> _EXERCISE DETAILS_
Find the string "ZSSS" and gather every line that holds it.

----

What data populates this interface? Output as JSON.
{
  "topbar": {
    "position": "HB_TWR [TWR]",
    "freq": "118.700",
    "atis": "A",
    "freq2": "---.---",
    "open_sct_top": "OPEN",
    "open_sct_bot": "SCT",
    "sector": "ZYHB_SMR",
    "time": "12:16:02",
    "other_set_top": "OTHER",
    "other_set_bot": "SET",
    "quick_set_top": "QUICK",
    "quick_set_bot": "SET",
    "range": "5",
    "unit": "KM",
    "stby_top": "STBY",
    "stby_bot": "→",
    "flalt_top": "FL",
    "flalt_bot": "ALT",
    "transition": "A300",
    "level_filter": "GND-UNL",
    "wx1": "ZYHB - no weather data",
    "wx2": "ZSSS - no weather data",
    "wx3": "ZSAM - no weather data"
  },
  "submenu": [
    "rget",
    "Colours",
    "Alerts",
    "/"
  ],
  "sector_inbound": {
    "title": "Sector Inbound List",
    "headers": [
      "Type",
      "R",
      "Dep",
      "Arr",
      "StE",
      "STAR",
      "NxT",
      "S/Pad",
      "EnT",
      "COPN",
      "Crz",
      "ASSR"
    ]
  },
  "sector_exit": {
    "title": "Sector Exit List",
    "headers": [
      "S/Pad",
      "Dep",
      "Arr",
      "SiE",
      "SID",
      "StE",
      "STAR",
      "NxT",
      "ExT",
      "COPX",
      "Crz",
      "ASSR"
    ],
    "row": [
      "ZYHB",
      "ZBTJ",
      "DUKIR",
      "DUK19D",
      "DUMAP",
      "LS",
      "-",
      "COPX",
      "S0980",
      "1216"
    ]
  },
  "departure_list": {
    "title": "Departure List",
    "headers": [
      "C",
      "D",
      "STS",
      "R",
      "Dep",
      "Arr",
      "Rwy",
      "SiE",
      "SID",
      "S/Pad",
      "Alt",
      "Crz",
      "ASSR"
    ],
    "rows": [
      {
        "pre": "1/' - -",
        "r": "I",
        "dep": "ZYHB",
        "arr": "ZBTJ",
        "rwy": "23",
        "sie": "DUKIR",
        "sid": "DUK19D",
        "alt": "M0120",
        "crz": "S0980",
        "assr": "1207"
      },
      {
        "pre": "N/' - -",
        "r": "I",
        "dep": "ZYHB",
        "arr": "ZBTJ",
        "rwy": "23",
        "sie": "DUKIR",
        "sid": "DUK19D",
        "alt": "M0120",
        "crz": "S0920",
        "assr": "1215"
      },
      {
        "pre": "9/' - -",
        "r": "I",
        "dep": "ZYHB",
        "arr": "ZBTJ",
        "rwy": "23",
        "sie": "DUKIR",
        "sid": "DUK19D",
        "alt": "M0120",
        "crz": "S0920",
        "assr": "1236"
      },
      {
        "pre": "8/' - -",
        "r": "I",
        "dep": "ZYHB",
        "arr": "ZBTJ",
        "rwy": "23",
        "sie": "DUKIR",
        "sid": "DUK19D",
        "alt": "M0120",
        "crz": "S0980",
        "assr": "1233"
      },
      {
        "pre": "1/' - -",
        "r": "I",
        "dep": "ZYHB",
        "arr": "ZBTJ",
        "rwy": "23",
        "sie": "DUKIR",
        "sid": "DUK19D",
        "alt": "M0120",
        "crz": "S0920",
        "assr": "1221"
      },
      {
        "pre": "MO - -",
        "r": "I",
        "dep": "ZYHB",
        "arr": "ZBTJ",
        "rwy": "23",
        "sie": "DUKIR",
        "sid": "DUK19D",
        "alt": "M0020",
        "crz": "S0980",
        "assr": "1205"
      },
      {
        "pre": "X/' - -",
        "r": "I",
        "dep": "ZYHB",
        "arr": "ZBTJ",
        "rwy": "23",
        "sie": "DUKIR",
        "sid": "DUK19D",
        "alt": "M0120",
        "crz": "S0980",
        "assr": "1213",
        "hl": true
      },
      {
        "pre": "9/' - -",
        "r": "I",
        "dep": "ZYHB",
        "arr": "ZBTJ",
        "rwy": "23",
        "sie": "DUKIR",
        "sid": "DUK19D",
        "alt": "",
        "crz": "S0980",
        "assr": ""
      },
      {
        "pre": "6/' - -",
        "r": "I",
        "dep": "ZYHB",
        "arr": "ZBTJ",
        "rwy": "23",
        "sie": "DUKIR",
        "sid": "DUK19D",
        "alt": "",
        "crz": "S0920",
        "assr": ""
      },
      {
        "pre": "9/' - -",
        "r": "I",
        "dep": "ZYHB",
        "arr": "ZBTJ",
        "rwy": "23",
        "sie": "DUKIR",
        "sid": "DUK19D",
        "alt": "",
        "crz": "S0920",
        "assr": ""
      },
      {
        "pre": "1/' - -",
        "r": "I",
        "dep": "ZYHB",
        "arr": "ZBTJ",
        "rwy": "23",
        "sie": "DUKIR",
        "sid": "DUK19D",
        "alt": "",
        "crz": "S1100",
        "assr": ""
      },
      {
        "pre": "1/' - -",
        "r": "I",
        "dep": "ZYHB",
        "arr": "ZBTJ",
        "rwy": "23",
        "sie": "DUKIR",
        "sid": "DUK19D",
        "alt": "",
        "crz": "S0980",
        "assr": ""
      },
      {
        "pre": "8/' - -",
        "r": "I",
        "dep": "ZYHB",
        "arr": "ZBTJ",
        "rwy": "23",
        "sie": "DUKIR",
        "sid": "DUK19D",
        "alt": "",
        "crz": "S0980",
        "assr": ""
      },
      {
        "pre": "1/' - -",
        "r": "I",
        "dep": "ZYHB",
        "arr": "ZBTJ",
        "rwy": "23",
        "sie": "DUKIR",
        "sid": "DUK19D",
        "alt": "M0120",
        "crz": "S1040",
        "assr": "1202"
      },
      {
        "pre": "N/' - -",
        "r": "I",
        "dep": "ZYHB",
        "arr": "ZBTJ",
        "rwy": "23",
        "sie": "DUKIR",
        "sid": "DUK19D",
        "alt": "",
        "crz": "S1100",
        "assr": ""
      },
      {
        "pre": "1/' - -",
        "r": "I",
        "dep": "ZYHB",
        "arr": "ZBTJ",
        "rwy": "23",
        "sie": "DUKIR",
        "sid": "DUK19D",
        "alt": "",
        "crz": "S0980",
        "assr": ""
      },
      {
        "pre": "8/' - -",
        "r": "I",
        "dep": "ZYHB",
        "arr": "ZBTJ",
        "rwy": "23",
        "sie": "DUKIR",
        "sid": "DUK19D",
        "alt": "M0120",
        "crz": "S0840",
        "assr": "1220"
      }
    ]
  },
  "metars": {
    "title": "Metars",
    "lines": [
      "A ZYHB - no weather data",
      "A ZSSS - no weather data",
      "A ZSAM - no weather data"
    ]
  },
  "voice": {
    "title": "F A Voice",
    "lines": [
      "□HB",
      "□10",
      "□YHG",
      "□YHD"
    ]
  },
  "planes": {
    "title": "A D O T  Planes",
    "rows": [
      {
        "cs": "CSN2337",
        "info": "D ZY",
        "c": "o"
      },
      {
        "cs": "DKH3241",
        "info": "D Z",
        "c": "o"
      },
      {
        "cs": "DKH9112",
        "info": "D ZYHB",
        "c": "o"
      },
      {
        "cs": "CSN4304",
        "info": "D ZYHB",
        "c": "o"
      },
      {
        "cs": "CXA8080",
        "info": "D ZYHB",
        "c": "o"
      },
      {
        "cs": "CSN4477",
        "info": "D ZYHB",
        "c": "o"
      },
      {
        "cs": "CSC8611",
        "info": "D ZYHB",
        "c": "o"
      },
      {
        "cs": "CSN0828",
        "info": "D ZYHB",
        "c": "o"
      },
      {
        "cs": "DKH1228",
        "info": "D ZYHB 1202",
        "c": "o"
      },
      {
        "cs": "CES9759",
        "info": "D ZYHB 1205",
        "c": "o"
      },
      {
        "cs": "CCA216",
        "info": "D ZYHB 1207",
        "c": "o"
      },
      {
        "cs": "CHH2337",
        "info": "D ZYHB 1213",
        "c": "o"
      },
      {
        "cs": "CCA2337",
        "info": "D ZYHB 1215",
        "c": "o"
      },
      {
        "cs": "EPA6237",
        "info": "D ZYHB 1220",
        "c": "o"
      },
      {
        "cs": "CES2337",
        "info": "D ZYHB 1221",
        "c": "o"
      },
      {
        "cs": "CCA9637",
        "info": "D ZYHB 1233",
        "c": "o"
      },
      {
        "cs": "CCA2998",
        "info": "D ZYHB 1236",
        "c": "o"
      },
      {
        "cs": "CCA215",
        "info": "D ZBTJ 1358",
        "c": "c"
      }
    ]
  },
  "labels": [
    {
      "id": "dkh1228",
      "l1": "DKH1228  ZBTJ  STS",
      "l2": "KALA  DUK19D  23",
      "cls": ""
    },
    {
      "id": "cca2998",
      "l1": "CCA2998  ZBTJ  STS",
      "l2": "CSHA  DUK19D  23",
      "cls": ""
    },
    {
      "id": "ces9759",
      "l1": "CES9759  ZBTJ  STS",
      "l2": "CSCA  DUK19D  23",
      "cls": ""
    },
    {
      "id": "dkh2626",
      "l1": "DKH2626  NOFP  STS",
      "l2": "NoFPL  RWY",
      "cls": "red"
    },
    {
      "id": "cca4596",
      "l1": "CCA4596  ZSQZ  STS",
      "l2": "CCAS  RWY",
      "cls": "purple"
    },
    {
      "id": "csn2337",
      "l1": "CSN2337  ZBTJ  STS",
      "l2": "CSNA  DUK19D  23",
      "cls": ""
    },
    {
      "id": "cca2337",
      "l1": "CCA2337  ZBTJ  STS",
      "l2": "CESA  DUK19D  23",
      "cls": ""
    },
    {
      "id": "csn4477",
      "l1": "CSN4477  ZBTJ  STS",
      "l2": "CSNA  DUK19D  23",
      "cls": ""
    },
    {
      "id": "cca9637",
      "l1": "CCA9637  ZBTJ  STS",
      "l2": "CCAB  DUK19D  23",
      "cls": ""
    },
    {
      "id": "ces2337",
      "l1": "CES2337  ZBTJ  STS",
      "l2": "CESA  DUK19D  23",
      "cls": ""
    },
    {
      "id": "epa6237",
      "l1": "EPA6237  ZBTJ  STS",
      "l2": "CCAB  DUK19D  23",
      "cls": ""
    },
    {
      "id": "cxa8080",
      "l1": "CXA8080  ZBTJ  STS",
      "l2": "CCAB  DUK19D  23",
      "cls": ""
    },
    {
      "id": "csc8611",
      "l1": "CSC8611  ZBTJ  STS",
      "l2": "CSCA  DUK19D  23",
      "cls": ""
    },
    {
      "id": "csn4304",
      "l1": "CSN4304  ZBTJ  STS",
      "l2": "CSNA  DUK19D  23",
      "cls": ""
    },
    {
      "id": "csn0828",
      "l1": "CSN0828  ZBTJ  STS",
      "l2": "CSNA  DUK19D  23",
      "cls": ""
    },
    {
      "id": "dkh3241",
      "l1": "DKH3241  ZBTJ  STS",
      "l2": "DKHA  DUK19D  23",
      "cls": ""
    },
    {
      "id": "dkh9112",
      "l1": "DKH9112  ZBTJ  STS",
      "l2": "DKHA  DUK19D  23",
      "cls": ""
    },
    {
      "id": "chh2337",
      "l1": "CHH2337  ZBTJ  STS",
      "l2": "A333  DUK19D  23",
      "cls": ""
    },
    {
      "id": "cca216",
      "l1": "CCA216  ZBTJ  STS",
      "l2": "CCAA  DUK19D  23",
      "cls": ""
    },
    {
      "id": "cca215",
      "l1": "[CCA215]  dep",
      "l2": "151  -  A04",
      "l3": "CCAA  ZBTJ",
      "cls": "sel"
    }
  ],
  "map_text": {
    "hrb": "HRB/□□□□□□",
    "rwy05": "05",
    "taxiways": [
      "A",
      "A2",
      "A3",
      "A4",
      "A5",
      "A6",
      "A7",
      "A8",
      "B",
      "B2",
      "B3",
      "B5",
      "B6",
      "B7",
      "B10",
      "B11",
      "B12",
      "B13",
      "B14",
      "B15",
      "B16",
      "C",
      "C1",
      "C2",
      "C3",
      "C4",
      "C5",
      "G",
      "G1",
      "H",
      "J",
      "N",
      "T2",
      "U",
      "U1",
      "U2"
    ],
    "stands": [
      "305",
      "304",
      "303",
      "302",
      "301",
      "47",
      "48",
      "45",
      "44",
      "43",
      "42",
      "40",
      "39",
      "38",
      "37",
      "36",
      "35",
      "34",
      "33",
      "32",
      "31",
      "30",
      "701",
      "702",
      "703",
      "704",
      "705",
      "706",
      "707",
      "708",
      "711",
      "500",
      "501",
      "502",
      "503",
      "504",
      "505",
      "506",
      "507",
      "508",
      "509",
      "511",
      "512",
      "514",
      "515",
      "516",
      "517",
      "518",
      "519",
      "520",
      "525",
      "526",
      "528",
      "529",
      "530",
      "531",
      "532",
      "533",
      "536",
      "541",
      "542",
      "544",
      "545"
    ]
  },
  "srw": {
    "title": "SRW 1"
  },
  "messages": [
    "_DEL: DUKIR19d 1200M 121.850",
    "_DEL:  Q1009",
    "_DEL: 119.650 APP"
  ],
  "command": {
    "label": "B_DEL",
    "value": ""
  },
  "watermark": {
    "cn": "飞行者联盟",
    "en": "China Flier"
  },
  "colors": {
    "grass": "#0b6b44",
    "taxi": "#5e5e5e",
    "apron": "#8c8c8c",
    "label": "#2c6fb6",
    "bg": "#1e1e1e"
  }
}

----

> _EXERCISE SOLUTION_
    "wx2": "ZSSS - no weather data",
      "A ZSSS - no weather data",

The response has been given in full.